■ Problem statement
Reproduce all records verbatim.
─── Input rows
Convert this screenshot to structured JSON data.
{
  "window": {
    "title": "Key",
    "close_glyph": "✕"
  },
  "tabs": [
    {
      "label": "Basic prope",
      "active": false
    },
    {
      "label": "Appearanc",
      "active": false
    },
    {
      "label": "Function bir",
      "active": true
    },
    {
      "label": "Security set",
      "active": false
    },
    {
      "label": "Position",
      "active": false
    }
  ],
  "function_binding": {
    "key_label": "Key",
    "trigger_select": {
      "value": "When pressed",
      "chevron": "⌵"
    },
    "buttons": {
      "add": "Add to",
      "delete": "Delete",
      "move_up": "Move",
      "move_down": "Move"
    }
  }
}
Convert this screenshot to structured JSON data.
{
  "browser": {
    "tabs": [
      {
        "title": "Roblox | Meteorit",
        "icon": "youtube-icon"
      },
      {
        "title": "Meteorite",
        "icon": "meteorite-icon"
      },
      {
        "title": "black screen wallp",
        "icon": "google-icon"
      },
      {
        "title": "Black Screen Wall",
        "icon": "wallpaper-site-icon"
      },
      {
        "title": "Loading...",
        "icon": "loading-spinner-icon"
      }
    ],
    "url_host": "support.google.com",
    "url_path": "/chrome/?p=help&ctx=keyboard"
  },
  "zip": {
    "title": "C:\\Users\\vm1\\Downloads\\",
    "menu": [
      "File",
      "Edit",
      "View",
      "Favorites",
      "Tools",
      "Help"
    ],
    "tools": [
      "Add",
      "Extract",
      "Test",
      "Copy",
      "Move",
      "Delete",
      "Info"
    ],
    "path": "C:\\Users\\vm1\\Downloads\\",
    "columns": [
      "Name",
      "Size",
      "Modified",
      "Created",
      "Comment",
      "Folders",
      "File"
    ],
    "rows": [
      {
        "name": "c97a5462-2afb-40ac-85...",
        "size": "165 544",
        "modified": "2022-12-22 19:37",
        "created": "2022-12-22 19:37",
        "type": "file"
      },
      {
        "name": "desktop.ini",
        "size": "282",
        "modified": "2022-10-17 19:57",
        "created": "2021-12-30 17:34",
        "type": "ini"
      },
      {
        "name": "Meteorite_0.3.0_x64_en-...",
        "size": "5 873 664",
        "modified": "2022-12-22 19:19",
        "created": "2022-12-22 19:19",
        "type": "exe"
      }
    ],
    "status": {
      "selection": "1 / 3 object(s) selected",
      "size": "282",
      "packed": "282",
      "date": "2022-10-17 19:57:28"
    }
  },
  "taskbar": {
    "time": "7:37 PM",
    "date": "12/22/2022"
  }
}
──────
■ Solution below
Convert this screenshot to structured JSON data.
{
  "window": {
    "title": "Key",
    "close_glyph": "✕"
  },
  "tabs": [
    {
      "label": "Basic prope",
      "active": false
    },
    {
      "label": "Appearanc",
      "active": false
    },
    {
      "label": "Function bir",
      "active": true
    },
    {
      "label": "Security set",
      "active": false
    },
    {
      "label": "Position",
      "active": false
    }
  ],
  "function_binding": {
    "key_label": "Key",
    "trigger_select": {
      "value": "When pressed",
      "chevron": "⌵"
    },
    "buttons": {
      "add": "Add to",
      "delete": "Delete",
      "move_up": "Move",
      "move_down": "Move"
    }
  }
}
Convert this screenshot to structured JSON data.
{
  "browser": {
    "tabs": [
      {
        "title": "Roblox | Meteorit",
        "icon": "youtube-icon"
      },
      {
        "title": "Meteorite",
        "icon": "meteorite-icon"
      },
      {
        "title": "black screen wallp",
        "icon": "google-icon"
      },
      {
        "title": "Black Screen Wall",
        "icon": "wallpaper-site-icon"
      },
      {
        "title": "Loading...",
        "icon": "loading-spinner-icon"
      }
    ],
    "url_host": "support.google.com",
    "url_path": "/chrome/?p=help&ctx=keyboard"
  },
  "zip": {
    "title": "C:\\Users\\vm1\\Downloads\\",
    "menu": [
      "File",
      "Edit",
      "View",
      "Favorites",
      "Tools",
      "Help"
    ],
    "tools": [
      "Add",
      "Extract",
      "Test",
      "Copy",
      "Move",
      "Delete",
      "Info"
    ],
    "path": "C:\\Users\\vm1\\Downloads\\",
    "columns": [
      "Name",
      "Size",
      "Modified",
      "Created",
      "Comment",
      "Folders",
      "File"
    ],
    "rows": [
      {
        "name": "c97a5462-2afb-40ac-85...",
        "size": "165 544",
        "modified": "2022-12-22 19:37",
        "created": "2022-12-22 19:37",
        "type": "file"
      },
      {
        "name": "desktop.ini",
        "size": "282",
        "modified": "2022-10-17 19:57",
        "created": "2021-12-30 17:34",
        "type": "ini"
      },
      {
        "name": "Meteorite_0.3.0_x64_en-...",
        "size": "5 873 664",
        "modified": "2022-12-22 19:19",
        "created": "2022-12-22 19:19",
        "type": "exe"
      }
    ],
    "status": {
      "selection": "1 / 3 object(s) selected",
      "size": "282",
      "packed": "282",
      "date": "2022-10-17 19:57:28"
    }
  },
  "taskbar": {
    "time": "7:37 PM",
    "date": "12/22/2022"
  }
}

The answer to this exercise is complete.